- WHAT YOU WILL DO -
Go through the listing beneath this task and return every line that carries the string "image".

- DATA ROWS -
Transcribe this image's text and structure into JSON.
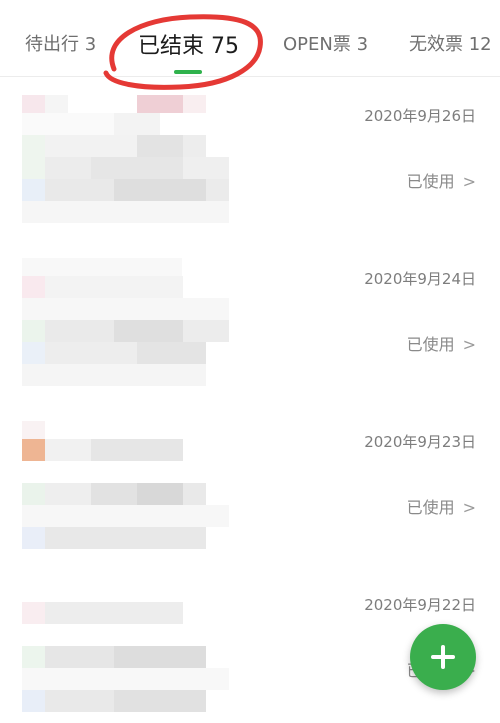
{
  "tabs": [
    {
      "label": "待出行 3"
    },
    {
      "label": "已结束 75"
    },
    {
      "label": "OPEN票 3"
    },
    {
      "label": "无效票 12"
    }
  ],
  "tickets": [
    {
      "date": "2020年9月26日",
      "status": "已使用"
    },
    {
      "date": "2020年9月24日",
      "status": "已使用"
    },
    {
      "date": "2020年9月23日",
      "status": "已使用"
    },
    {
      "date": "2020年9月22日",
      "status": "已使用"
    }
  ],
  "colors": {
    "accent": "#2fb24c",
    "annotation": "#e53935",
    "fab": "#3aae4d"
  },
  "icons": {
    "fab": "plus-icon",
    "chevron": "chevron-right-icon"
  }
}
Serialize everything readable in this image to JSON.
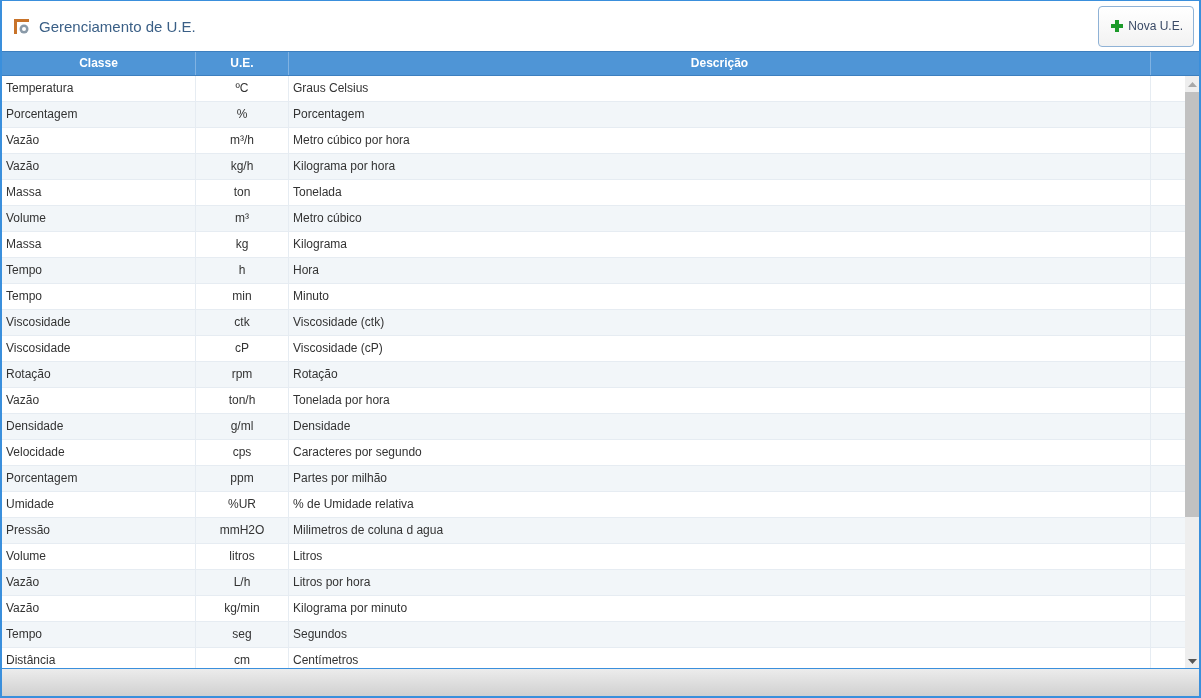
{
  "window": {
    "title": "Gerenciamento de U.E."
  },
  "toolbar": {
    "new_button": "Nova U.E."
  },
  "table": {
    "columns": [
      "Classe",
      "U.E.",
      "Descrição"
    ],
    "rows": [
      [
        "Temperatura",
        "ºC",
        "Graus Celsius"
      ],
      [
        "Porcentagem",
        "%",
        "Porcentagem"
      ],
      [
        "Vazão",
        "m³/h",
        "Metro cúbico por hora"
      ],
      [
        "Vazão",
        "kg/h",
        "Kilograma por hora"
      ],
      [
        "Massa",
        "ton",
        "Tonelada"
      ],
      [
        "Volume",
        "m³",
        "Metro cúbico"
      ],
      [
        "Massa",
        "kg",
        "Kilograma"
      ],
      [
        "Tempo",
        "h",
        "Hora"
      ],
      [
        "Tempo",
        "min",
        "Minuto"
      ],
      [
        "Viscosidade",
        "ctk",
        "Viscosidade (ctk)"
      ],
      [
        "Viscosidade",
        "cP",
        "Viscosidade (cP)"
      ],
      [
        "Rotação",
        "rpm",
        "Rotação"
      ],
      [
        "Vazão",
        "ton/h",
        "Tonelada por hora"
      ],
      [
        "Densidade",
        "g/ml",
        "Densidade"
      ],
      [
        "Velocidade",
        "cps",
        "Caracteres por segundo"
      ],
      [
        "Porcentagem",
        "ppm",
        "Partes por milhão"
      ],
      [
        "Umidade",
        "%UR",
        "% de Umidade relativa"
      ],
      [
        "Pressão",
        "mmH2O",
        "Milimetros de coluna d agua"
      ],
      [
        "Volume",
        "litros",
        "Litros"
      ],
      [
        "Vazão",
        "L/h",
        "Litros por hora"
      ],
      [
        "Vazão",
        "kg/min",
        "Kilograma por minuto"
      ],
      [
        "Tempo",
        "seg",
        "Segundos"
      ],
      [
        "Distância",
        "cm",
        "Centímetros"
      ]
    ]
  }
}
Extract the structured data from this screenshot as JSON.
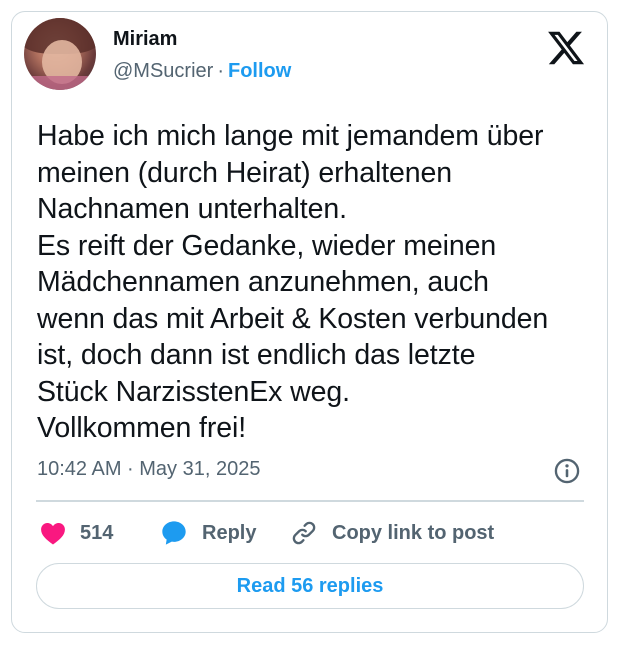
{
  "author": {
    "name": "Miriam",
    "handle": "@MSucrier",
    "separator": "·",
    "follow_label": "Follow",
    "avatar_icon": "user-avatar-photo"
  },
  "brand": {
    "logo_icon": "x-logo-icon"
  },
  "tweet": {
    "text": "Habe ich mich lange mit jemandem über\nmeinen (durch Heirat) erhaltenen\nNachnamen unterhalten.\nEs reift der Gedanke, wieder meinen\nMädchennamen anzunehmen, auch\nwenn das mit Arbeit & Kosten verbunden\nist, doch dann ist endlich das letzte\nStück NarzisstenEx weg.\nVollkommen frei!",
    "timestamp": "10:42 AM · May 31, 2025",
    "info_icon": "info-icon"
  },
  "actions": {
    "like_count": "514",
    "like_icon": "heart-icon",
    "reply_label": "Reply",
    "reply_icon": "speech-bubble-icon",
    "copy_label": "Copy link to post",
    "copy_icon": "link-icon"
  },
  "footer": {
    "read_replies_label": "Read 56 replies"
  },
  "colors": {
    "accent": "#1d9bf0",
    "like": "#f91880",
    "text_primary": "#0f1419",
    "text_secondary": "#536471",
    "border": "#cfd9de"
  }
}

- ANSWER FOR THIS EXERCISE -
Transcribe this image's text and structure into JSON.
Serialize everything readable in this image to JSON.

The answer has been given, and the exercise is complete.